# [Excerpted text]
## Start
# Does this publication exist?



## ollielooya (Nov 26, 2011)

What entity publishes a list of insurance payers that require modifier 51 to be submitted/not submitted for multiple procedures ?  Are there any?  From what I've gathered there seems to be a general concensus NOT to use it.  So, if you utilize it when it's NOT required will that generate a further reduction in revenue, or conversely, if you don't use it when it required will that render an improper payment?   Take, for example....Aetna.  Even after reading their policy on modifiers for multiple surgical procedures, still seems a little murky to me.  ANY input is appreciated!
---Suzanne E. Byrum CPC


----------



## ajs (Nov 28, 2011)

ollielooya said:


> What entity publishes a list of insurance payers that require modifier 51 to be submitted/not submitted for multiple procedures ?  Are there any?  From what I've gathered there seems to be a general concensus NOT to use it.  So, if you utilize it when it's NOT required will that generate a further reduction in revenue, or conversely, if you don't use it when it required will that render an improper payment?   Take, for example....Aetna.  Even after reading their policy on modifiers for multiple surgical procedures, still seems a little murky to me.  ANY input is appreciated!
## End
# [Recorded information]
## Start
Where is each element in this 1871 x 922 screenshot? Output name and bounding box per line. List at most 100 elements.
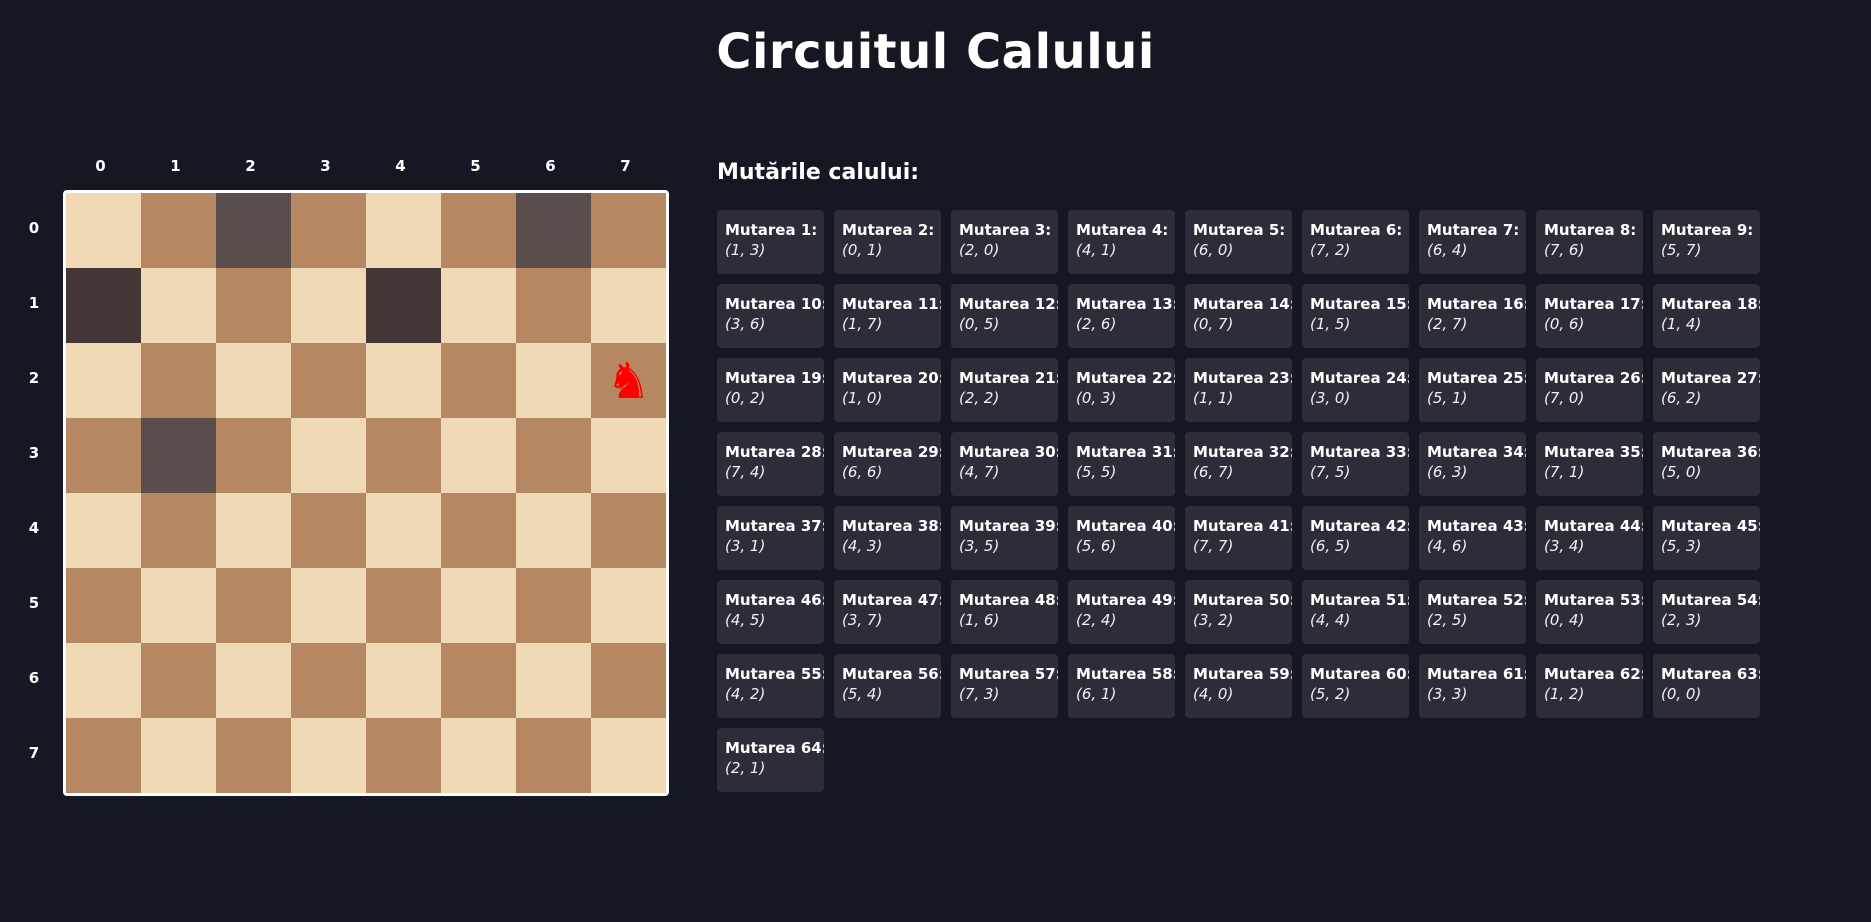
## End
# [Tasks for this exercise]
A. Decide whether each statement below agrees with the modifier 51 thread. Answer yes or no for each, and quote the words of the thread that settle it. (i) The first post names Aetna as an example payer. (ii) The first post says payers generally agree that modifier 51 should be used. (iii) The reply from ajs is dated Nov 28, 2011.
B. In the first post of the modifier 51 thread, find every sentence that ends with a question mark and list them all.
C. Extract the passage of the modifier 51 thread starting with "## ollielooya (Nov" and going on through "(Nov 28, 2011)".

# [Solution set]
A.
(i) Yes: "Take, for example....Aetna."
(ii) No: "there seems to be a general concensus NOT to use it"
(iii) Yes: "ajs (Nov 28, 2011)"

B.
1. What entity publishes a list of insurance payers that require modifier 51 to be submitted/not submitted for multiple procedures ?
2. Are there any?
3. So, if you utilize it when it's NOT required will that generate a further reduction in revenue, or conversely, if you don't use it when it required will that render an improper payment?

C.
## ollielooya (Nov 26, 2011)

What entity publishes a list of insurance payers that require modifier 51 to be submitted/not submitted for multiple procedures ?  Are there any?  From what I've gathered there seems to be a general concensus NOT to use it.  So, if you utilize it when it's NOT required will that generate a further reduction in revenue, or conversely, if you don't use it when it required will that render an improper payment?   Take, for example....Aetna.  Even after reading their policy on modifiers for multiple surgical procedures, still seems a little murky to me.  ANY input is appreciated!
---Suzanne E. Byrum CPC


----------



## ajs (Nov 28, 2011)